---------- Record set ----------
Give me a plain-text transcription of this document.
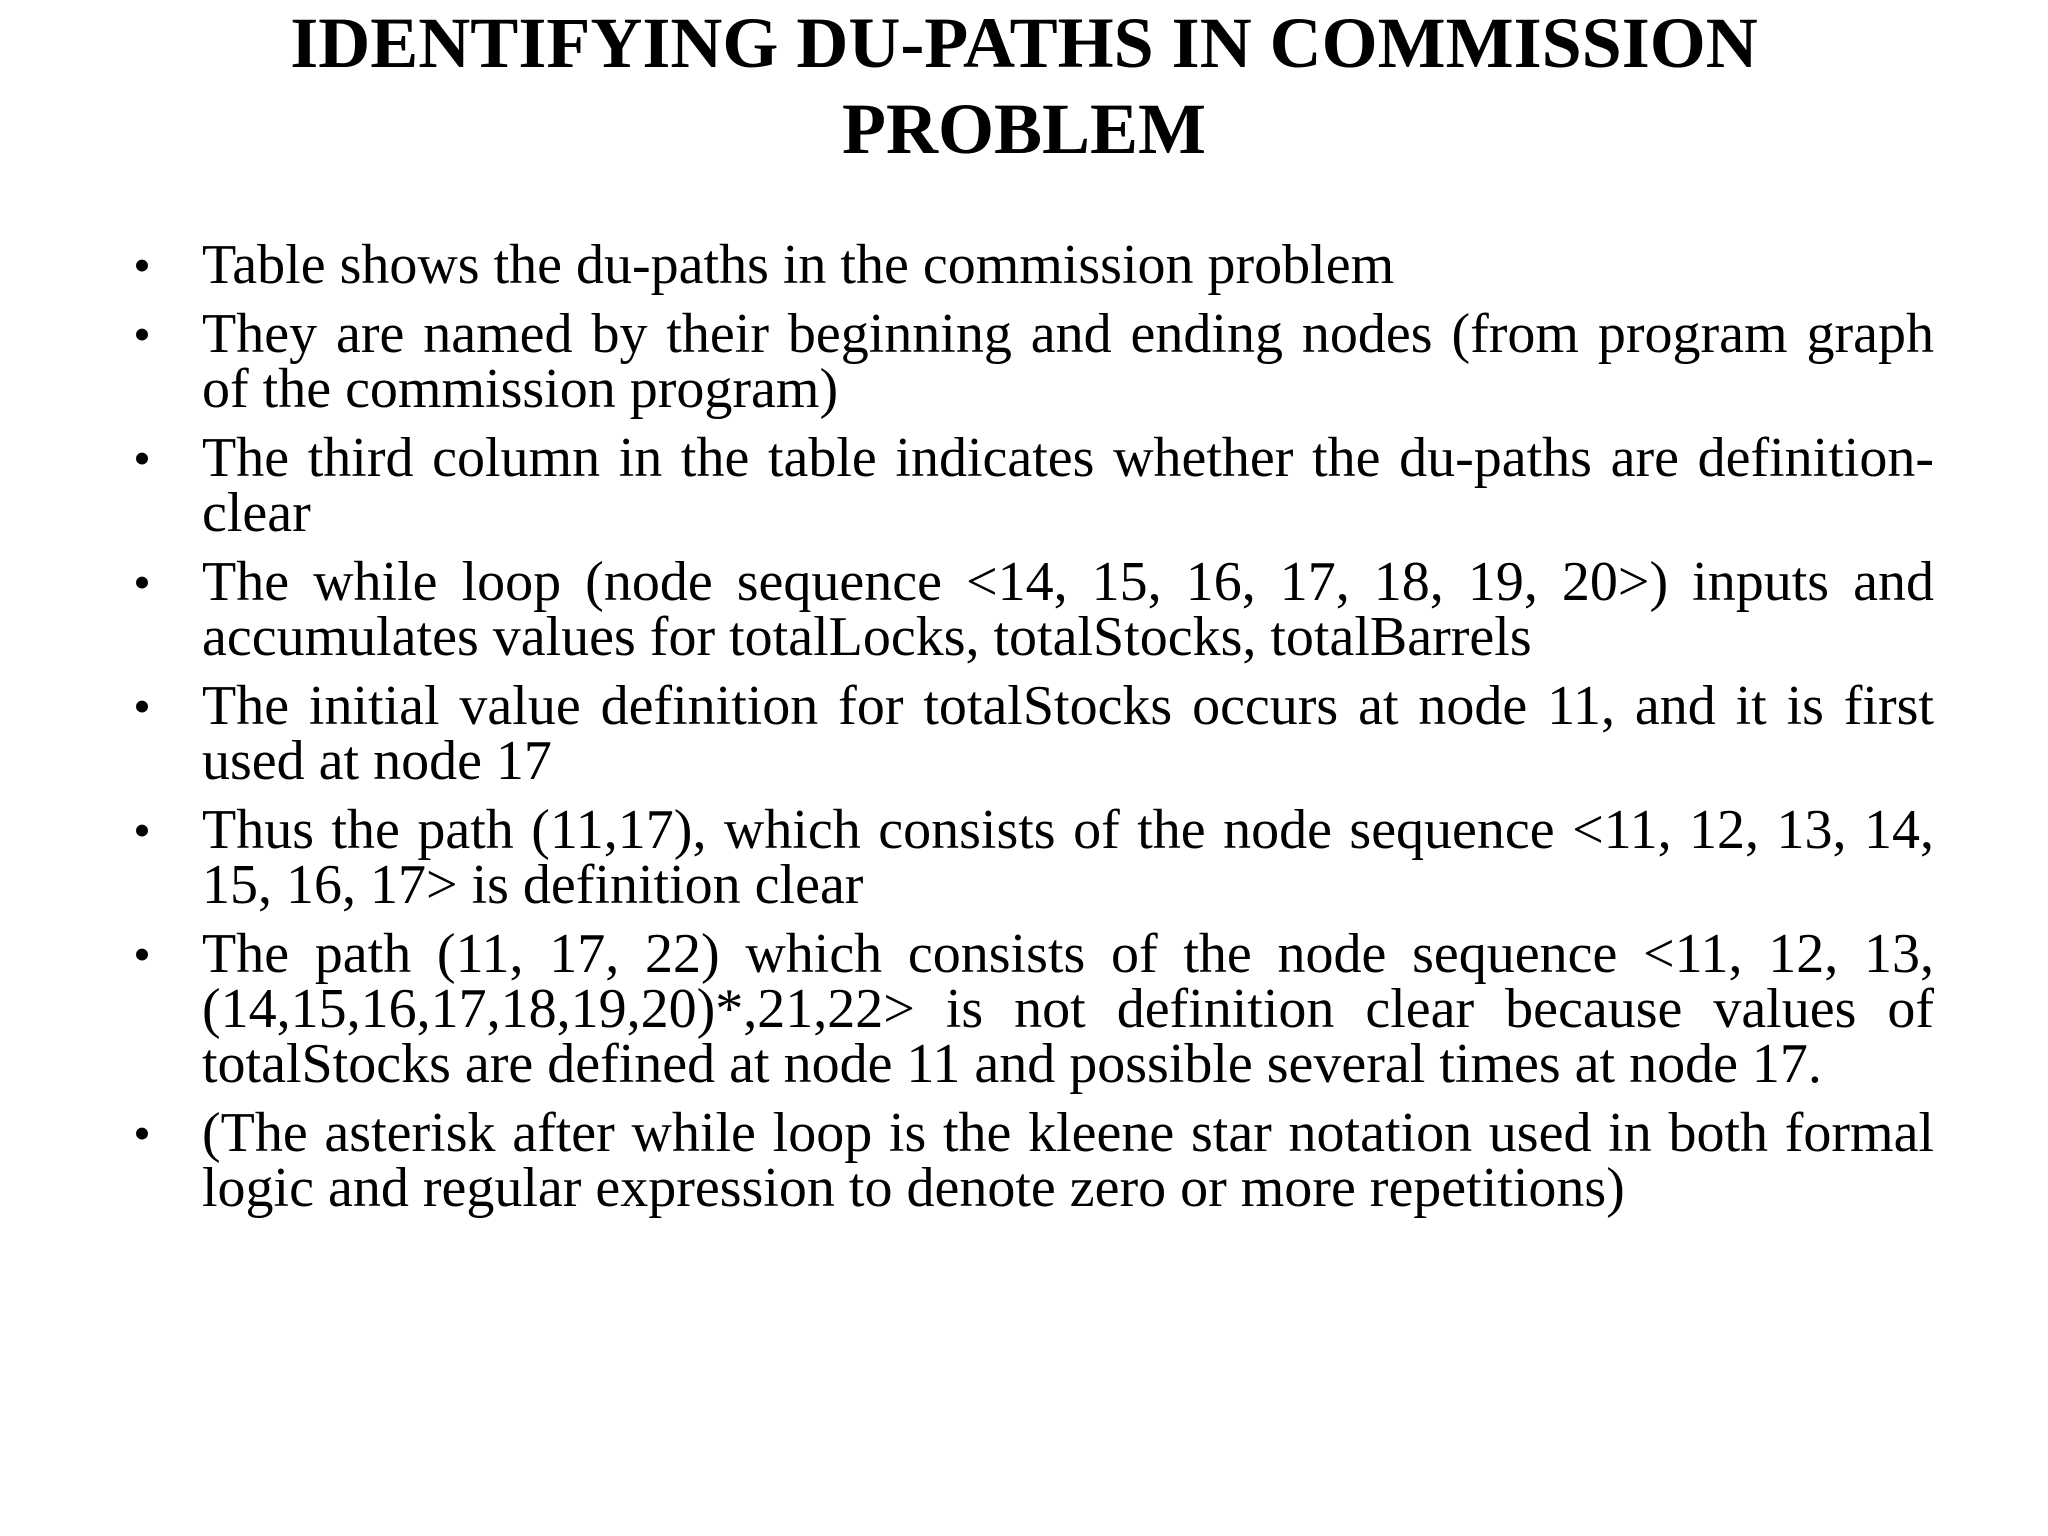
IDENTIFYING DU-PATHS IN COMMISSION
PROBLEM
• Table shows the du-paths in the commission problem
• They are named by their beginning and ending nodes (from program graph of the commission program)
• The third column in the table indicates whether the du-paths are definition-clear
• The while loop (node sequence <14, 15, 16, 17, 18, 19, 20>) inputs and accumulates values for totalLocks, totalStocks, totalBarrels
• The initial value definition for totalStocks occurs at node 11, and it is first used at node 17
• Thus the path (11,17), which consists of the node sequence <11, 12, 13, 14, 15, 16, 17> is definition clear
• The path (11, 17, 22) which consists of the node sequence <11, 12, 13,(14,15,16,17,18,19,20)*,21,22> is not definition clear because values of totalStocks are defined at node 11 and possible several times at node 17.
• (The asterisk after while loop is the kleene star notation used in both formal logic and regular expression to denote zero or more repetitions)
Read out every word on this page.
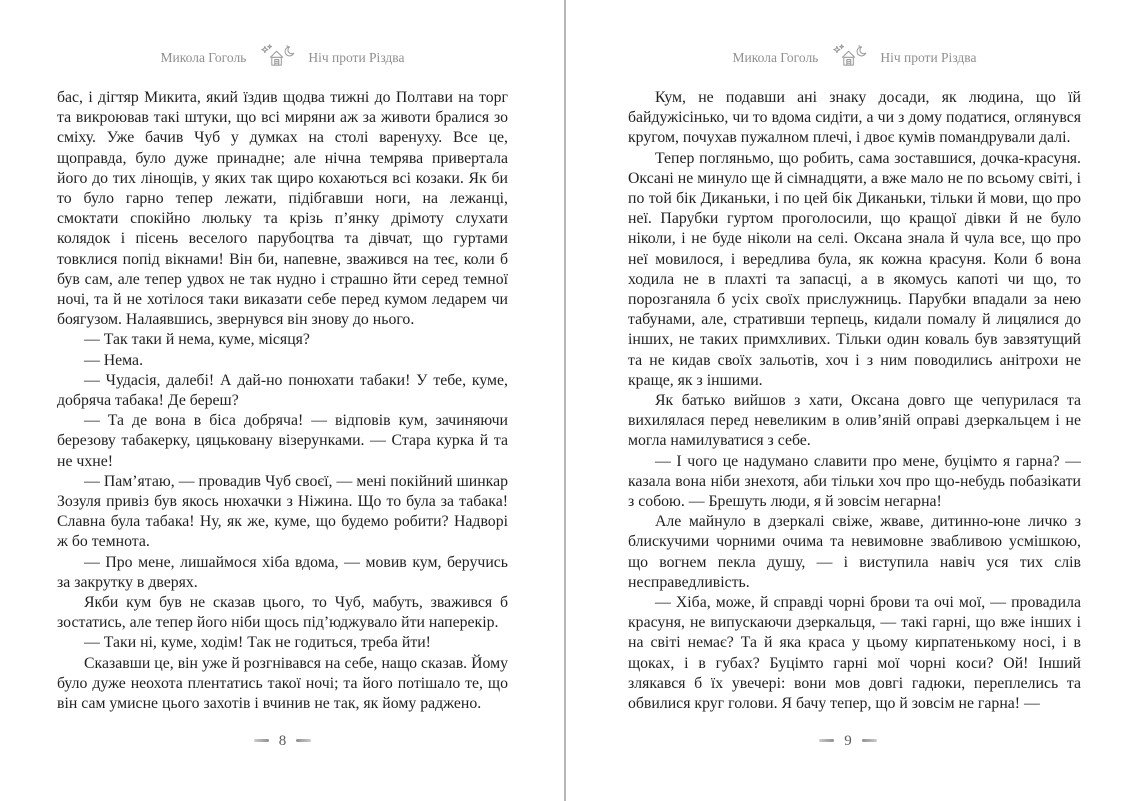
Микола Гоголь	Ніч проти Різдва

бас, і дігтяр Микита, який їздив щодва тижні до Полтави на торг та викроював такі штуки, що всі миряни аж за животи бралися зо сміху. Уже бачив Чуб у думках на столі варенуху. Все це, щоправда, було дуже принадне; але нічна темрява привертала його до тих лінощів, у яких так щиро кохаються всі козаки. Як би то було гарно тепер лежати, підібгавши ноги, на лежанці, смоктати спокійно люльку та крізь п’янку дрімоту слухати колядок і пісень веселого парубоцтва та дівчат, що гуртами товклися попід вікнами! Він би, напевне, зважився на теє, коли б був сам, але тепер удвох не так нудно і страшно йти серед темної ночі, та й не хотілося таки виказати себе перед кумом ледарем чи боягузом. Налаявшись, звернувся він знову до нього.

— Так таки й нема, куме, місяця?

— Нема.

— Чудасія, далебі! А дай-но понюхати табаки! У тебе, куме, добряча табака! Де береш?

— Та де вона в біса добряча! — відповів кум, зачиняючи березову табакерку, цяцьковану візерунками. — Стара курка й та не чхне!

— Пам’ятаю, — провадив Чуб своєї, — мені покійний шинкар Зозуля привіз був якось нюхачки з Ніжина. Що то була за табака! Славна була табака! Ну, як же, куме, що будемо робити? Надворі ж бо темнота.

— Про мене, лишаймося хіба вдома, — мовив кум, беручись за закрутку в дверях.

Якби кум був не сказав цього, то Чуб, мабуть, зважився б зостатись, але тепер його ніби щось під’юджувало йти наперекір.

— Таки ні, куме, ходім! Так не годиться, треба йти!

Сказавши це, він уже й розгнівався на себе, нащо сказав. Йому було дуже неохота плентатись такої ночі; та його потішало те, що він сам умисне цього захотів і вчинив не так, як йому раджено.

8
Микола Гоголь	Ніч проти Різдва

Кум, не подавши ані знаку досади, як людина, що їй байдужісінько, чи то вдома сидіти, а чи з дому податися, оглянувся кругом, почухав пужалном плечі, і двоє кумів помандрували далі.

Тепер погляньмо, що робить, сама зоставшися, дочка-красуня. Оксані не минуло ще й сімнадцяти, а вже мало не по всьому світі, і по той бік Диканьки, і по цей бік Диканьки, тільки й мови, що про неї. Парубки гуртом проголосили, що кращої дівки й не було ніколи, і не буде ніколи на селі. Оксана знала й чула все, що про неї мовилося, і вередлива була, як кожна красуня. Коли б вона ходила не в плахті та запасці, а в якомусь капоті чи що, то порозганяла б усіх своїх прислужниць. Парубки впадали за нею табунами, але, стративши терпець, кидали помалу й лицялися до інших, не таких примхливих. Тільки один коваль був завзятущий та не кидав своїх зальотів, хоч і з ним поводились анітрохи не краще, як з іншими.

Як батько вийшов з хати, Оксана довго ще чепурилася та вихилялася перед невеликим в олив’яній оправі дзеркальцем і не могла намилуватися з себе.

— І чого це надумано славити про мене, буцімто я гарна? — казала вона ніби знехотя, аби тільки хоч про що-небудь побазікати з собою. — Брешуть люди, я й зовсім негарна!

Але майнуло в дзеркалі свіже, жваве, дитинно-юне личко з блискучими чорними очима та невимовне звабливою усмішкою, що вогнем пекла душу, — і виступила навіч уся тих слів несправедливість.

— Хіба, може, й справді чорні брови та очі мої, — провадила красуня, не випускаючи дзеркальця, — такі гарні, що вже інших і на світі немає? Та й яка краса у цьому кирпатенькому носі, і в щоках, і в губах? Буцімто гарні мої чорні коси? Ой! Інший злякався б їх увечері: вони мов довгі гадюки, переплелись та обвилися круг голови. Я бачу тепер, що й зовсім не гарна! —

9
----------
# [What is required]
Reproduce all of the data exactly; the pictures do not belong in the copy.

# [Answer below]
Give me a plain-text transcription of this document.
IDENTIFYING DU-PATHS IN COMMISSION
PROBLEM
• Table shows the du-paths in the commission problem
• They are named by their beginning and ending nodes (from program graph of the commission program)
• The third column in the table indicates whether the du-paths are definition-clear
• The while loop (node sequence <14, 15, 16, 17, 18, 19, 20>) inputs and accumulates values for totalLocks, totalStocks, totalBarrels
• The initial value definition for totalStocks occurs at node 11, and it is first used at node 17
• Thus the path (11,17), which consists of the node sequence <11, 12, 13, 14, 15, 16, 17> is definition clear
• The path (11, 17, 22) which consists of the node sequence <11, 12, 13,(14,15,16,17,18,19,20)*,21,22> is not definition clear because values of totalStocks are defined at node 11 and possible several times at node 17.
• (The asterisk after while loop is the kleene star notation used in both formal logic and regular expression to denote zero or more repetitions)
Read out every word on this page.
Микола Гоголь	Ніч проти Різдва

бас, і дігтяр Микита, який їздив щодва тижні до Полтави на торг та викроював такі штуки, що всі миряни аж за животи бралися зо сміху. Уже бачив Чуб у думках на столі варенуху. Все це, щоправда, було дуже принадне; але нічна темрява привертала його до тих лінощів, у яких так щиро кохаються всі козаки. Як би то було гарно тепер лежати, підібгавши ноги, на лежанці, смоктати спокійно люльку та крізь п’янку дрімоту слухати колядок і пісень веселого парубоцтва та дівчат, що гуртами товклися попід вікнами! Він би, напевне, зважився на теє, коли б був сам, але тепер удвох не так нудно і страшно йти серед темної ночі, та й не хотілося таки виказати себе перед кумом ледарем чи боягузом. Налаявшись, звернувся він знову до нього.

— Так таки й нема, куме, місяця?

— Нема.

— Чудасія, далебі! А дай-но понюхати табаки! У тебе, куме, добряча табака! Де береш?

— Та де вона в біса добряча! — відповів кум, зачиняючи березову табакерку, цяцьковану візерунками. — Стара курка й та не чхне!

— Пам’ятаю, — провадив Чуб своєї, — мені покійний шинкар Зозуля привіз був якось нюхачки з Ніжина. Що то була за табака! Славна була табака! Ну, як же, куме, що будемо робити? Надворі ж бо темнота.

— Про мене, лишаймося хіба вдома, — мовив кум, беручись за закрутку в дверях.

Якби кум був не сказав цього, то Чуб, мабуть, зважився б зостатись, але тепер його ніби щось під’юджувало йти наперекір.

— Таки ні, куме, ходім! Так не годиться, треба йти!

Сказавши це, він уже й розгнівався на себе, нащо сказав. Йому було дуже неохота плентатись такої ночі; та його потішало те, що він сам умисне цього захотів і вчинив не так, як йому раджено.

8
Микола Гоголь	Ніч проти Різдва

Кум, не подавши ані знаку досади, як людина, що їй байдужісінько, чи то вдома сидіти, а чи з дому податися, оглянувся кругом, почухав пужалном плечі, і двоє кумів помандрували далі.

Тепер погляньмо, що робить, сама зоставшися, дочка-красуня. Оксані не минуло ще й сімнадцяти, а вже мало не по всьому світі, і по той бік Диканьки, і по цей бік Диканьки, тільки й мови, що про неї. Парубки гуртом проголосили, що кращої дівки й не було ніколи, і не буде ніколи на селі. Оксана знала й чула все, що про неї мовилося, і вередлива була, як кожна красуня. Коли б вона ходила не в плахті та запасці, а в якомусь капоті чи що, то порозганяла б усіх своїх прислужниць. Парубки впадали за нею табунами, але, стративши терпець, кидали помалу й лицялися до інших, не таких примхливих. Тільки один коваль був завзятущий та не кидав своїх зальотів, хоч і з ним поводились анітрохи не краще, як з іншими.

Як батько вийшов з хати, Оксана довго ще чепурилася та вихилялася перед невеликим в олив’яній оправі дзеркальцем і не могла намилуватися з себе.

— І чого це надумано славити про мене, буцімто я гарна? — казала вона ніби знехотя, аби тільки хоч про що-небудь побазікати з собою. — Брешуть люди, я й зовсім негарна!

Але майнуло в дзеркалі свіже, жваве, дитинно-юне личко з блискучими чорними очима та невимовне звабливою усмішкою, що вогнем пекла душу, — і виступила навіч уся тих слів несправедливість.

— Хіба, може, й справді чорні брови та очі мої, — провадила красуня, не випускаючи дзеркальця, — такі гарні, що вже інших і на світі немає? Та й яка краса у цьому кирпатенькому носі, і в щоках, і в губах? Буцімто гарні мої чорні коси? Ой! Інший злякався б їх увечері: вони мов довгі гадюки, переплелись та обвилися круг голови. Я бачу тепер, що й зовсім не гарна! —

9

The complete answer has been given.